- _WORKING DATA_:

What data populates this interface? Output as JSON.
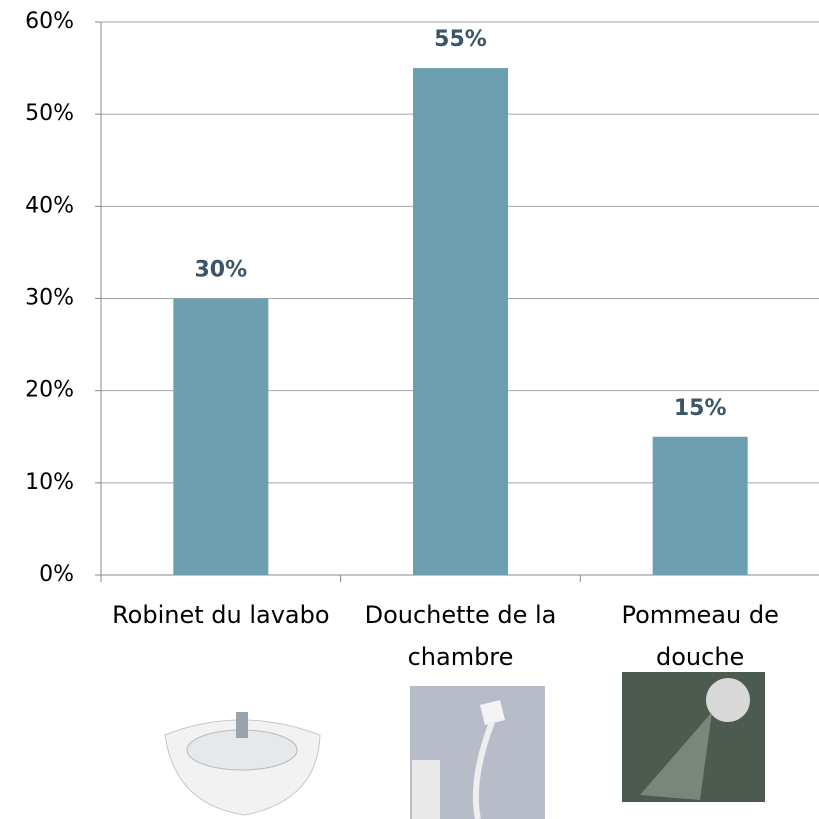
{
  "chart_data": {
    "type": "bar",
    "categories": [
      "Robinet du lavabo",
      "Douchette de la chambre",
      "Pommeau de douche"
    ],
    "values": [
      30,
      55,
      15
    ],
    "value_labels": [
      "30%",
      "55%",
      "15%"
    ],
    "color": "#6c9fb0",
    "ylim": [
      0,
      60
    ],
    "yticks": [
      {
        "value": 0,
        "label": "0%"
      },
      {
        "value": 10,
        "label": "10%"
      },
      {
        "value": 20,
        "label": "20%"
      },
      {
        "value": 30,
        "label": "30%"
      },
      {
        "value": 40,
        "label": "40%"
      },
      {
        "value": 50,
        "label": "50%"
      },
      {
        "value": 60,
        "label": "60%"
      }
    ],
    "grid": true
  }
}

* * *

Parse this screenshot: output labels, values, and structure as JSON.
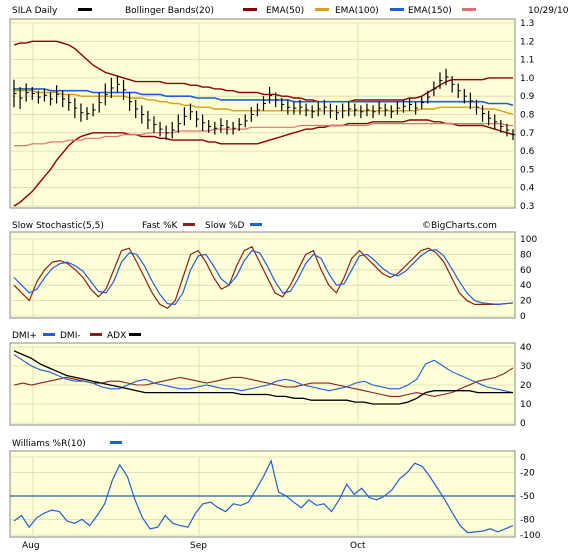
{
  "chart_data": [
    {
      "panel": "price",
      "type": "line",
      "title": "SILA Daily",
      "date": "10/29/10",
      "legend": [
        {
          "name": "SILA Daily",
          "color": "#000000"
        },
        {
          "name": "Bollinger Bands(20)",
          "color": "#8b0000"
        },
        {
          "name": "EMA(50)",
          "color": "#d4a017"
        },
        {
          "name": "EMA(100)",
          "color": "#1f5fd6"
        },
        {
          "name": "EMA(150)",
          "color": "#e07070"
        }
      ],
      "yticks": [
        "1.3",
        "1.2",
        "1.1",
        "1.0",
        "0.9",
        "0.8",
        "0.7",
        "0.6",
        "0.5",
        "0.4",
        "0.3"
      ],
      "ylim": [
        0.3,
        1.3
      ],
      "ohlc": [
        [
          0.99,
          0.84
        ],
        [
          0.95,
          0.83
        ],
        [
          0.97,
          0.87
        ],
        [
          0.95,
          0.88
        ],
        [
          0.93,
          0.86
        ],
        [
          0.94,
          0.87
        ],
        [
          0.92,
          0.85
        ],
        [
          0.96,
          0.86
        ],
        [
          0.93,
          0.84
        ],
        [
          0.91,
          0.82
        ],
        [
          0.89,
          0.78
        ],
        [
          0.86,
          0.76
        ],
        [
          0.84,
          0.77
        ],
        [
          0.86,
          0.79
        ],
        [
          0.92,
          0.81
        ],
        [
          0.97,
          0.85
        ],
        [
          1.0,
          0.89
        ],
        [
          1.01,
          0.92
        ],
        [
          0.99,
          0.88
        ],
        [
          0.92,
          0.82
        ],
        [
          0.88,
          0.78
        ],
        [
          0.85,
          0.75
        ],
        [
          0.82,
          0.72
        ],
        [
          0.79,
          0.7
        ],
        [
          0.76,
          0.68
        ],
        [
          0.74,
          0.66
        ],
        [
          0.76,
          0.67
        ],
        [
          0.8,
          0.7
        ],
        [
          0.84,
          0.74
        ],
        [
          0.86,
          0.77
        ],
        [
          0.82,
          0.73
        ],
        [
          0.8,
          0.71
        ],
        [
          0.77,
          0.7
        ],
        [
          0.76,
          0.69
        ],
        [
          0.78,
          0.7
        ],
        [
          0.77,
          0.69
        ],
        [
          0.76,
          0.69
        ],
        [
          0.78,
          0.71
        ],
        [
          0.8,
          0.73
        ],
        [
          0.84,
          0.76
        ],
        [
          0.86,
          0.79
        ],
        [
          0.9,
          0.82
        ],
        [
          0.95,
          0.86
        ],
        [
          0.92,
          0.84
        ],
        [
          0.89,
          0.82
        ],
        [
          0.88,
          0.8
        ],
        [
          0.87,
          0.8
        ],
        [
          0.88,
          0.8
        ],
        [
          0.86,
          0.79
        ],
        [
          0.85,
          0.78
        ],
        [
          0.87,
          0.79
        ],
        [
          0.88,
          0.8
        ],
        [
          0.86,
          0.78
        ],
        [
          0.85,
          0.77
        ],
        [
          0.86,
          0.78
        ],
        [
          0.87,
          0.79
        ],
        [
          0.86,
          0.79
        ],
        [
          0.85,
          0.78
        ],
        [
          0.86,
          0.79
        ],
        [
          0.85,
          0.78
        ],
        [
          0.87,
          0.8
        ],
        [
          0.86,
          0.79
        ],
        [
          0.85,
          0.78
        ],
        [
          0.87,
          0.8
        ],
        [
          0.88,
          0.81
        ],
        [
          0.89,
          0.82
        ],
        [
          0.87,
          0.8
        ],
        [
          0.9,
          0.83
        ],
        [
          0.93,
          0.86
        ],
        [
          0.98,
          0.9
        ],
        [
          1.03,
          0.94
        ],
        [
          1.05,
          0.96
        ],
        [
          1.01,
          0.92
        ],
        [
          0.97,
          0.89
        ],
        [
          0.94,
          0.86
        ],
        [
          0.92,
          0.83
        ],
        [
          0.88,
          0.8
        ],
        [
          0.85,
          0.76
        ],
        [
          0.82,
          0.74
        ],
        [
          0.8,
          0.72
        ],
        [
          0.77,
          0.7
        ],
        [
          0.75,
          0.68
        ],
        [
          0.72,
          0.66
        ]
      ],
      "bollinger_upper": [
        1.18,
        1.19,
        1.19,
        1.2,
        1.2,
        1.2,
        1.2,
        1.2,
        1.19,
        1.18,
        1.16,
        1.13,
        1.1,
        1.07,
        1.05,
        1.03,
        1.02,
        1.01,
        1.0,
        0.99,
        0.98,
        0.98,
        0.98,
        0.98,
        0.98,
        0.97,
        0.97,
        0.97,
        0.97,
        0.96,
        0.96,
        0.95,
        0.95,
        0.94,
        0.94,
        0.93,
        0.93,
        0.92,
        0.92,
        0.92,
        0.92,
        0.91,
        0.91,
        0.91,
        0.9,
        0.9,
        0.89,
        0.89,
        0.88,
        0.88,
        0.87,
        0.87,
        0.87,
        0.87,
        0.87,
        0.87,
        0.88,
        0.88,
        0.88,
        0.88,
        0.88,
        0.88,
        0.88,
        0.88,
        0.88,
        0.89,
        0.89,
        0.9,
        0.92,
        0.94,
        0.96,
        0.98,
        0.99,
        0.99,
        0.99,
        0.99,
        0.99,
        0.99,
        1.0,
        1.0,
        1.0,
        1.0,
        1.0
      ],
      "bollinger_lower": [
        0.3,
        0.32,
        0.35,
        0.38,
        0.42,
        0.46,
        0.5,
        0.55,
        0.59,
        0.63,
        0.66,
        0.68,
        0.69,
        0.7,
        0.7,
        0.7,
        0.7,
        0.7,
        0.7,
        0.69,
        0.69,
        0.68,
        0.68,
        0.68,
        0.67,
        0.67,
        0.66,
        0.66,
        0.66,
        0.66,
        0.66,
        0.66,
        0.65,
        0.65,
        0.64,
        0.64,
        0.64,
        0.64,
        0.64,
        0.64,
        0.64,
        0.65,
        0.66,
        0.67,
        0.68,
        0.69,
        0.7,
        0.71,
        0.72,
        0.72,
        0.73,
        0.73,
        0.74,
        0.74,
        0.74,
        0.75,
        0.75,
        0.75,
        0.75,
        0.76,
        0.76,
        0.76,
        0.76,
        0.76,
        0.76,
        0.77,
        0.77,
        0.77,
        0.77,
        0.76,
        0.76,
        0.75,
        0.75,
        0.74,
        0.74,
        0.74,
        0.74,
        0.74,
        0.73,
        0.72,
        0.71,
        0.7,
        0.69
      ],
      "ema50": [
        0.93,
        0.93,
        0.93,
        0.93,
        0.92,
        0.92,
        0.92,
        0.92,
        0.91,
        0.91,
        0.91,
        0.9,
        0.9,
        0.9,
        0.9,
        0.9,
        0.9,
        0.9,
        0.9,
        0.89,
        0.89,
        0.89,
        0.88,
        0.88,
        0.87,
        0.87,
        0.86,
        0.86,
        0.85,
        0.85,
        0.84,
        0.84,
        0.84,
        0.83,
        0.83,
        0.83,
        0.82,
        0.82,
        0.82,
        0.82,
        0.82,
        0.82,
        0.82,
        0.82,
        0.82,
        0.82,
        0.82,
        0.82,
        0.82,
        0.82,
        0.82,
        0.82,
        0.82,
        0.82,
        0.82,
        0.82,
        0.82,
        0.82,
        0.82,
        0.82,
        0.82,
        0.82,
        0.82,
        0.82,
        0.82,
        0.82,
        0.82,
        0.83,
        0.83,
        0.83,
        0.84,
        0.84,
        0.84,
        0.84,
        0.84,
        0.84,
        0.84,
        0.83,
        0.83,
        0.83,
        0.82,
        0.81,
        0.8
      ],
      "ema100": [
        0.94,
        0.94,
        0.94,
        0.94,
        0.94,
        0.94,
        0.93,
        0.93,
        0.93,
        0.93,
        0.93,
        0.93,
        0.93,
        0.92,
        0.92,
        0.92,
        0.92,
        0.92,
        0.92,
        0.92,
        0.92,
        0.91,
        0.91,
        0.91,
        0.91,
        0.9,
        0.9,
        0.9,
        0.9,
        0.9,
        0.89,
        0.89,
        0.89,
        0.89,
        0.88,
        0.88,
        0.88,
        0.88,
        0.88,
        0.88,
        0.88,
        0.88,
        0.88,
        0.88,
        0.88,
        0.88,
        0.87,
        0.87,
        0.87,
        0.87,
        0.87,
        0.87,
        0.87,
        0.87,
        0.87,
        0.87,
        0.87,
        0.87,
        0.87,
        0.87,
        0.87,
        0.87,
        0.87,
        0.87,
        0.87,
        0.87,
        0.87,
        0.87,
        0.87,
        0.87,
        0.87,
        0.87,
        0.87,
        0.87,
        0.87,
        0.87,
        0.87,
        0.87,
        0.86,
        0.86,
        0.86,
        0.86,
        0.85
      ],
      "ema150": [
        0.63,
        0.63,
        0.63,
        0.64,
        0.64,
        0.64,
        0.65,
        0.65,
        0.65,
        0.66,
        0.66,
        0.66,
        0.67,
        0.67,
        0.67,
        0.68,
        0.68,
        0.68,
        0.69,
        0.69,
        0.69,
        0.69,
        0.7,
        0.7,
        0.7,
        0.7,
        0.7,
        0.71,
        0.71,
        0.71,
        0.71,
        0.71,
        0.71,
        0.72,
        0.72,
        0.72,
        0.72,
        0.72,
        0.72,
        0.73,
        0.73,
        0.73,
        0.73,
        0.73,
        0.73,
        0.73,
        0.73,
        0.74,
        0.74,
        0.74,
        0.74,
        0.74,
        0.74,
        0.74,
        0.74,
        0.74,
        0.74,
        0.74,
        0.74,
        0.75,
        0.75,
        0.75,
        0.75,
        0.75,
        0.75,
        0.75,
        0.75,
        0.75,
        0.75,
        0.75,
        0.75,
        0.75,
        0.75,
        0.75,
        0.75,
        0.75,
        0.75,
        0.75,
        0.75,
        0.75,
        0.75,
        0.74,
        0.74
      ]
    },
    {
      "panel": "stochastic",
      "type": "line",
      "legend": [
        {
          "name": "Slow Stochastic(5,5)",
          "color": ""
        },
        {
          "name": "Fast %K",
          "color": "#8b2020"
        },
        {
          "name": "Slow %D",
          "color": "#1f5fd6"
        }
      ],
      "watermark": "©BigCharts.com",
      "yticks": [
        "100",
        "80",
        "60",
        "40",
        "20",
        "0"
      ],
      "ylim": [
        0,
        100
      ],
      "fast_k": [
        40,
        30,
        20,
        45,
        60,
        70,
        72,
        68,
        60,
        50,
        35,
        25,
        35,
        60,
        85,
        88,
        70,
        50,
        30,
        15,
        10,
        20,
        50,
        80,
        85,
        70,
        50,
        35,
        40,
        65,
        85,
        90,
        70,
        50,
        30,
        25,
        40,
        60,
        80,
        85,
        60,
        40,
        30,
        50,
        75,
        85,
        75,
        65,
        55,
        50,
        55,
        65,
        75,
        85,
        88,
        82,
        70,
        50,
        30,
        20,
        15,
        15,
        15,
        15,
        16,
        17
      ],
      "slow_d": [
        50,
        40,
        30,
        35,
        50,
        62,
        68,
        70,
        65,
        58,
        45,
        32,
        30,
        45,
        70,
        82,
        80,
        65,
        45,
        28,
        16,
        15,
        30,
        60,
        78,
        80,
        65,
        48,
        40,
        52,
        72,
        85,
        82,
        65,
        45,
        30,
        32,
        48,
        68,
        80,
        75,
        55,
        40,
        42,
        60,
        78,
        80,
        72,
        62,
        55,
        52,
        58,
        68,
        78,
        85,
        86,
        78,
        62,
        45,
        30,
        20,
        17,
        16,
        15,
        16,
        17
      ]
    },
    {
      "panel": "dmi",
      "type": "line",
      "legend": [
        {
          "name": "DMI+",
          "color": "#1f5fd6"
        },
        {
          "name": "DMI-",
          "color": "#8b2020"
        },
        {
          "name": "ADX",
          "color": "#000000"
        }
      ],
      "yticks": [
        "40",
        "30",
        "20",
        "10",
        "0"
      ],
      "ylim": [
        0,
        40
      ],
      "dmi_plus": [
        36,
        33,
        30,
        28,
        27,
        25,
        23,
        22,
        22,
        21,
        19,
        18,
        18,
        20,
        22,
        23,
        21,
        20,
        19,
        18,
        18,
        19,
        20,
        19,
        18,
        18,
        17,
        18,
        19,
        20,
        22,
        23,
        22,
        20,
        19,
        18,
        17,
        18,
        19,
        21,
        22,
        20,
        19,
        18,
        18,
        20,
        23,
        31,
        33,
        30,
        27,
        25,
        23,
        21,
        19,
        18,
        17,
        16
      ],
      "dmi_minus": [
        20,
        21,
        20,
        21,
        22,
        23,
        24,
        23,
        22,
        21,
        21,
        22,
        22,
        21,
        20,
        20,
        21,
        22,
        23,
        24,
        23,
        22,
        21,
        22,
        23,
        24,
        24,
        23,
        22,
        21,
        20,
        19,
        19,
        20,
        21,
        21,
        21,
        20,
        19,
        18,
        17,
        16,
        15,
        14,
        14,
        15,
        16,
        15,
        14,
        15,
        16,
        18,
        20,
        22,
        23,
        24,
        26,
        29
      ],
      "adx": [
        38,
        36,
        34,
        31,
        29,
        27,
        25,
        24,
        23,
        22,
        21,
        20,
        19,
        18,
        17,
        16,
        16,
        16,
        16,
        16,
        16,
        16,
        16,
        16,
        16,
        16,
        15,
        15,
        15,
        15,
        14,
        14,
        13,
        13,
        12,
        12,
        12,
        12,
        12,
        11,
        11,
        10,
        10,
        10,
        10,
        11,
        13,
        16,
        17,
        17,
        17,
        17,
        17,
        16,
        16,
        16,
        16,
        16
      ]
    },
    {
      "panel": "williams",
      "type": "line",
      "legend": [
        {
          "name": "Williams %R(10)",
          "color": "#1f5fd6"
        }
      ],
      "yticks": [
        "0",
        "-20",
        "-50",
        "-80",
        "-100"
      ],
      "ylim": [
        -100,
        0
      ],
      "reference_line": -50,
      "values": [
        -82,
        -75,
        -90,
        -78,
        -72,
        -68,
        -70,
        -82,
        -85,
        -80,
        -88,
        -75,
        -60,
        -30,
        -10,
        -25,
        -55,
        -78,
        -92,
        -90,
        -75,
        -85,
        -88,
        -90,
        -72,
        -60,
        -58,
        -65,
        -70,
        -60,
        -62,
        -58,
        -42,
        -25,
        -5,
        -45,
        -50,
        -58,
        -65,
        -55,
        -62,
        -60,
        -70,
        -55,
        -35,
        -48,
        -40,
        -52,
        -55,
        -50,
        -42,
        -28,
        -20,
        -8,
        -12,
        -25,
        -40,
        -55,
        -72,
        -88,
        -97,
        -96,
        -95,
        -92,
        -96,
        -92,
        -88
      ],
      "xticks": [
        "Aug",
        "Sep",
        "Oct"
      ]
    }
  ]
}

- _TASK REQUIREMENTS_:
Every line holding "name" should be copied out.

- _SOLUTION FOR THIS EXERCISE_:
          "name": "SILA Daily",
          "name": "Bollinger Bands(20)",
          "name": "EMA(50)",
          "name": "EMA(100)",
          "name": "EMA(150)",
          "name": "Slow Stochastic(5,5)",
          "name": "Fast %K",
          "name": "Slow %D",
          "name": "DMI+",
          "name": "DMI-",
          "name": "ADX",
          "name": "Williams %R(10)",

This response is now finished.